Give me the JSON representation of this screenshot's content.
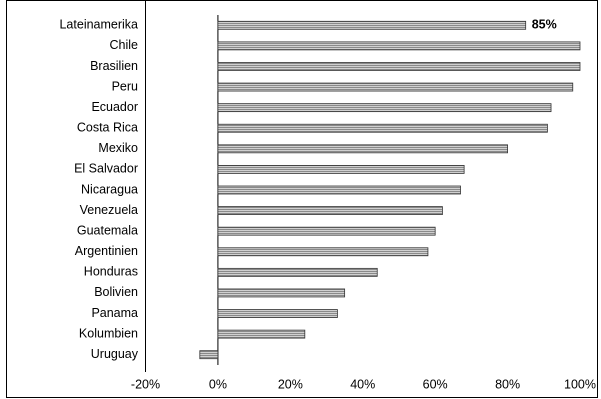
{
  "chart_data": {
    "type": "hbar",
    "categories": [
      "Lateinamerika",
      "Chile",
      "Brasilien",
      "Peru",
      "Ecuador",
      "Costa Rica",
      "Mexiko",
      "El Salvador",
      "Nicaragua",
      "Venezuela",
      "Guatemala",
      "Argentinien",
      "Honduras",
      "Bolivien",
      "Panama",
      "Kolumbien",
      "Uruguay"
    ],
    "values": [
      85,
      100,
      100,
      98,
      92,
      91,
      80,
      68,
      67,
      62,
      60,
      58,
      44,
      35,
      33,
      24,
      -5
    ],
    "value_labels": [
      "85%",
      null,
      null,
      null,
      null,
      null,
      null,
      null,
      null,
      null,
      null,
      null,
      null,
      null,
      null,
      null,
      null
    ],
    "color": "#a6a6a6",
    "xlim": [
      -20,
      100
    ],
    "xticks": [
      {
        "value": -20,
        "label": "-20%"
      },
      {
        "value": 0,
        "label": "0%"
      },
      {
        "value": 20,
        "label": "20%"
      },
      {
        "value": 40,
        "label": "40%"
      },
      {
        "value": 60,
        "label": "60%"
      },
      {
        "value": 80,
        "label": "80%"
      },
      {
        "value": 100,
        "label": "100%"
      }
    ]
  }
}
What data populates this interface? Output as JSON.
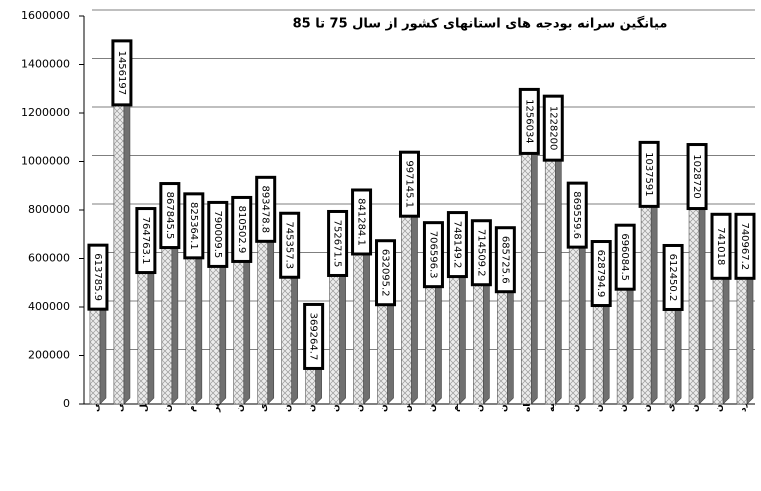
{
  "chart_data": {
    "type": "bar3d",
    "title": "میانگین سرانه بودجه های استانهای کشور از سال 75 تا 85",
    "categories": [
      "آذربایجان شرقی",
      "آذربایجان غربی",
      "اردبیل",
      "اصفهان",
      "ایلام",
      "بوشهر",
      "تهران",
      "چهارمحال و بختیاری",
      "خراسان",
      "خوزستان",
      "زنجان",
      "سمنان",
      "سیستان",
      "فارس",
      "قزوین",
      "قم",
      "کردستان",
      "کرمان",
      "کرمانشاه",
      "کهگیلویه",
      "گلستان",
      "گیلان",
      "لرستان",
      "مازندران",
      "مرکزی",
      "هرمزگان",
      "همدان",
      "یزد"
    ],
    "values": [
      613785.9,
      1456197,
      764763.1,
      867845.5,
      825364.1,
      790009.5,
      810502.9,
      893478.8,
      745357.3,
      369264.7,
      752671.5,
      841284.1,
      632095.2,
      997145.1,
      706596.3,
      748149.2,
      714509.2,
      685725.6,
      1256034,
      1228200,
      869559.6,
      628794.9,
      696084.5,
      1037591,
      612450.2,
      1028720,
      741018,
      740967.2
    ],
    "ylim": [
      0,
      1600000
    ],
    "yticks": [
      0,
      200000,
      400000,
      600000,
      800000,
      1000000,
      1200000,
      1400000,
      1600000
    ],
    "grid": true,
    "color": "#d9d9d9",
    "side_color": "#707070"
  }
}
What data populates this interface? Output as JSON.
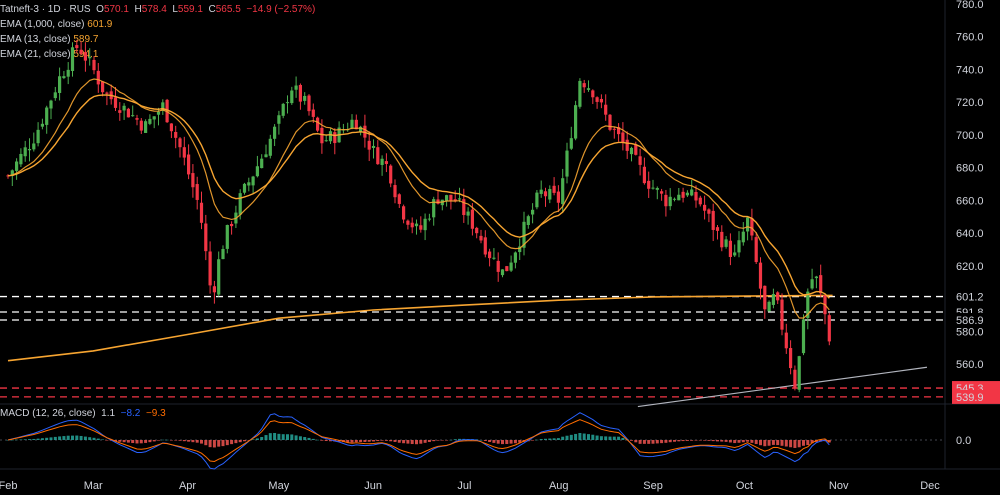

· · ·

### WHAT IS BEING ASKED
Reproduce the entries above exactly. Do not include the images.

### RESULT OF THIS TASK
Give me the JSON representation of this screenshot's content.
{
  "chart_data": {
    "type": "hbar",
    "categories": [
      "Lateinamerika",
      "Chile",
      "Brasilien",
      "Peru",
      "Ecuador",
      "Costa Rica",
      "Mexiko",
      "El Salvador",
      "Nicaragua",
      "Venezuela",
      "Guatemala",
      "Argentinien",
      "Honduras",
      "Bolivien",
      "Panama",
      "Kolumbien",
      "Uruguay"
    ],
    "values": [
      85,
      100,
      100,
      98,
      92,
      91,
      80,
      68,
      67,
      62,
      60,
      58,
      44,
      35,
      33,
      24,
      -5
    ],
    "value_labels": [
      "85%",
      null,
      null,
      null,
      null,
      null,
      null,
      null,
      null,
      null,
      null,
      null,
      null,
      null,
      null,
      null,
      null
    ],
    "color": "#a6a6a6",
    "xlim": [
      -20,
      100
    ],
    "xticks": [
      {
        "value": -20,
        "label": "-20%"
      },
      {
        "value": 0,
        "label": "0%"
      },
      {
        "value": 20,
        "label": "20%"
      },
      {
        "value": 40,
        "label": "40%"
      },
      {
        "value": 60,
        "label": "60%"
      },
      {
        "value": 80,
        "label": "80%"
      },
      {
        "value": 100,
        "label": "100%"
      }
    ]
  }
}
What data populates this interface? Output as JSON.
{
  "chart_data": {
    "type": "bar3d",
    "title": "میانگین سرانه بودجه های استانهای کشور از سال 75 تا 85",
    "categories": [
      "آذربایجان شرقی",
      "آذربایجان غربی",
      "اردبیل",
      "اصفهان",
      "ایلام",
      "بوشهر",
      "تهران",
      "چهارمحال و بختیاری",
      "خراسان",
      "خوزستان",
      "زنجان",
      "سمنان",
      "سیستان",
      "فارس",
      "قزوین",
      "قم",
      "کردستان",
      "کرمان",
      "کرمانشاه",
      "کهگیلویه",
      "گلستان",
      "گیلان",
      "لرستان",
      "مازندران",
      "مرکزی",
      "هرمزگان",
      "همدان",
      "یزد"
    ],
    "values": [
      613785.9,
      1456197,
      764763.1,
      867845.5,
      825364.1,
      790009.5,
      810502.9,
      893478.8,
      745357.3,
      369264.7,
      752671.5,
      841284.1,
      632095.2,
      997145.1,
      706596.3,
      748149.2,
      714509.2,
      685725.6,
      1256034,
      1228200,
      869559.6,
      628794.9,
      696084.5,
      1037591,
      612450.2,
      1028720,
      741018,
      740967.2
    ],
    "ylim": [
      0,
      1600000
    ],
    "yticks": [
      0,
      200000,
      400000,
      600000,
      800000,
      1000000,
      1200000,
      1400000,
      1600000
    ],
    "grid": true,
    "color": "#d9d9d9",
    "side_color": "#707070"
  }
}
What data populates this interface? Output as JSON.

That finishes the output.